(Problem)
Gather the lines that hold the string "Privatister".

[Records from a collection]
········

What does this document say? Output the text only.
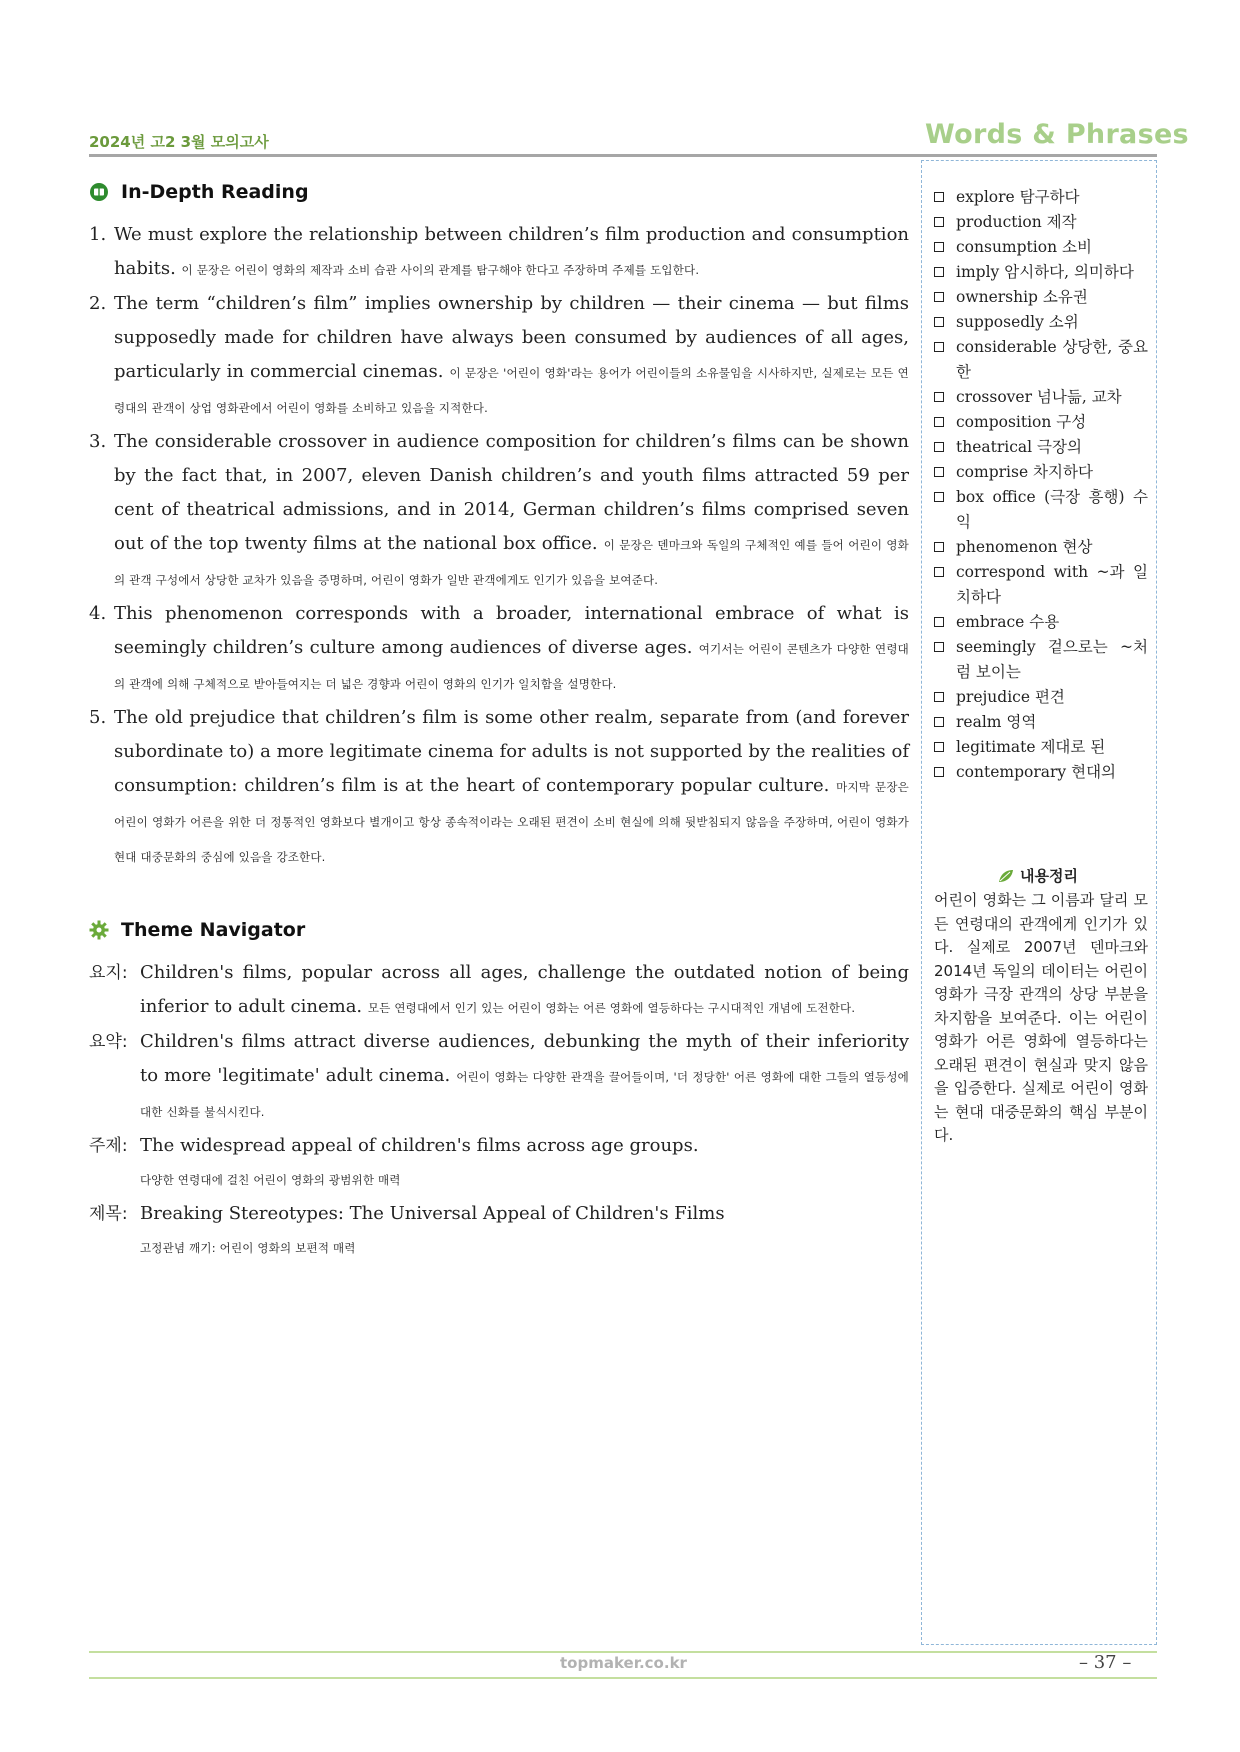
2024년 고2 3월 모의고사	Words & Phrases
In-Depth Reading
1. We must explore the relationship between children’s film production and consumption habits. 이 문장은 어린이 영화의 제작과 소비 습관 사이의 관계를 탐구해야 한다고 주장하며 주제를 도입한다.
2. The term “children’s film” implies ownership by children — their cinema — but films supposedly made for children have always been consumed by audiences of all ages, particularly in commercial cinemas. 이 문장은 '어린이 영화'라는 용어가 어린이들의 소유물임을 시사하지만, 실제로는 모든 연령대의 관객이 상업 영화관에서 어린이 영화를 소비하고 있음을 지적한다.
3. The considerable crossover in audience composition for children’s films can be shown by the fact that, in 2007, eleven Danish children’s and youth films attracted 59 per cent of theatrical admissions, and in 2014, German children’s films comprised seven out of the top twenty films at the national box office. 이 문장은 덴마크와 독일의 구체적인 예를 들어 어린이 영화의 관객 구성에서 상당한 교차가 있음을 증명하며, 어린이 영화가 일반 관객에게도 인기가 있음을 보여준다.
4. This phenomenon corresponds with a broader, international embrace of what is seemingly children’s culture among audiences of diverse ages. 여기서는 어린이 콘텐츠가 다양한 연령대의 관객에 의해 구체적으로 받아들여지는 더 넓은 경향과 어린이 영화의 인기가 일치함을 설명한다.
5. The old prejudice that children’s film is some other realm, separate from (and forever subordinate to) a more legitimate cinema for adults is not supported by the realities of consumption: children’s film is at the heart of contemporary popular culture. 마지막 문장은 어린이 영화가 어른을 위한 더 정통적인 영화보다 별개이고 항상 종속적이라는 오래된 편견이 소비 현실에 의해 뒷받침되지 않음을 주장하며, 어린이 영화가 현대 대중문화의 중심에 있음을 강조한다.
Theme Navigator
요지: Children's films, popular across all ages, challenge the outdated notion of being inferior to adult cinema. 모든 연령대에서 인기 있는 어린이 영화는 어른 영화에 열등하다는 구시대적인 개념에 도전한다.
요약: Children's films attract diverse audiences, debunking the myth of their inferiority to more 'legitimate' adult cinema. 어린이 영화는 다양한 관객을 끌어들이며, '더 정당한' 어른 영화에 대한 그들의 열등성에 대한 신화를 불식시킨다.
주제: The widespread appeal of children's films across age groups.
다양한 연령대에 걸친 어린이 영화의 광범위한 매력
제목: Breaking Stereotypes: The Universal Appeal of Children's Films
고정관념 깨기: 어린이 영화의 보편적 매력
explore 탐구하다
production 제작
consumption 소비
imply 암시하다, 의미하다
ownership 소유권
supposedly 소위
considerable 상당한, 중요한
crossover 넘나듦, 교차
composition 구성
theatrical 극장의
comprise 차지하다
box office (극장 흥행) 수익
phenomenon 현상
correspond with ~과 일치하다
embrace 수용
seemingly 겉으로는 ~처럼 보이는
prejudice 편견
realm 영역
legitimate 제대로 된
contemporary 현대의
내용정리
어린이 영화는 그 이름과 달리 모든 연령대의 관객에게 인기가 있다. 실제로 2007년 덴마크와 2014년 독일의 데이터는 어린이 영화가 극장 관객의 상당 부분을 차지함을 보여준다. 이는 어린이 영화가 어른 영화에 열등하다는 오래된 편견이 현실과 맞지 않음을 입증한다. 실제로 어린이 영화는 현대 대중문화의 핵심 부분이다.
topmaker.co.kr	– 37 –
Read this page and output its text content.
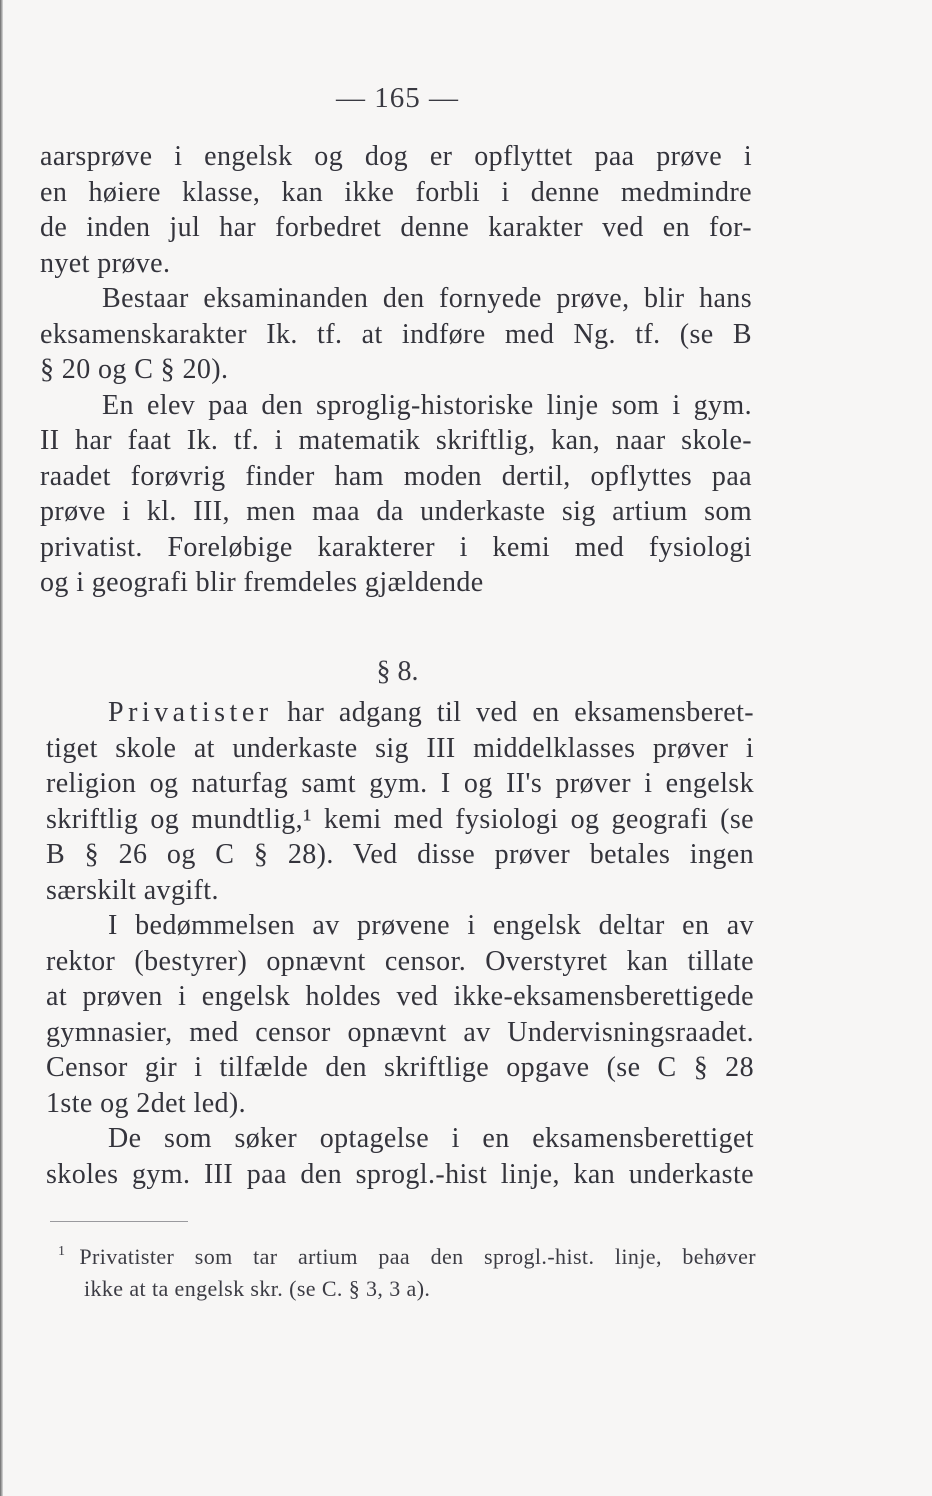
— 165 —
aarsprøve i engelsk og dog er opflyttet paa prøve i
en høiere klasse, kan ikke forbli i denne medmindre
de inden jul har forbedret denne karakter ved en for-
nyet prøve.
Bestaar eksaminanden den fornyede prøve, blir hans
eksamenskarakter Ik. tf. at indføre med Ng. tf. (se B
§ 20 og C § 20).
En elev paa den sproglig-historiske linje som i gym.
II har faat Ik. tf. i matematik skriftlig, kan, naar skole-
raadet forøvrig finder ham moden dertil, opflyttes paa
prøve i kl. III, men maa da underkaste sig artium som
privatist. Foreløbige karakterer i kemi med fysiologi
og i geografi blir fremdeles gjældende
§ 8.
Privatister har adgang til ved en eksamensberet-
tiget skole at underkaste sig III middelklasses prøver i
religion og naturfag samt gym. I og II's prøver i engelsk
skriftlig og mundtlig,¹ kemi med fysiologi og geografi (se
B § 26 og C § 28). Ved disse prøver betales ingen
særskilt avgift.
I bedømmelsen av prøvene i engelsk deltar en av
rektor (bestyrer) opnævnt censor. Overstyret kan tillate
at prøven i engelsk holdes ved ikke-eksamensberettigede
gymnasier, med censor opnævnt av Undervisningsraadet.
Censor gir i tilfælde den skriftlige opgave (se C § 28
1ste og 2det led).
De som søker optagelse i en eksamensberettiget
skoles gym. III paa den sprogl.-hist linje, kan underkaste
$^1$ Privatister som tar artium paa den sprogl.-hist. linje, behøver
ikke at ta engelsk skr. (se C. § 3, 3 a).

········

(Solved problem)
Privatister har adgang til ved en eksamensberet-
$^1$ Privatister som tar artium paa den sprogl.-hist. linje, behøver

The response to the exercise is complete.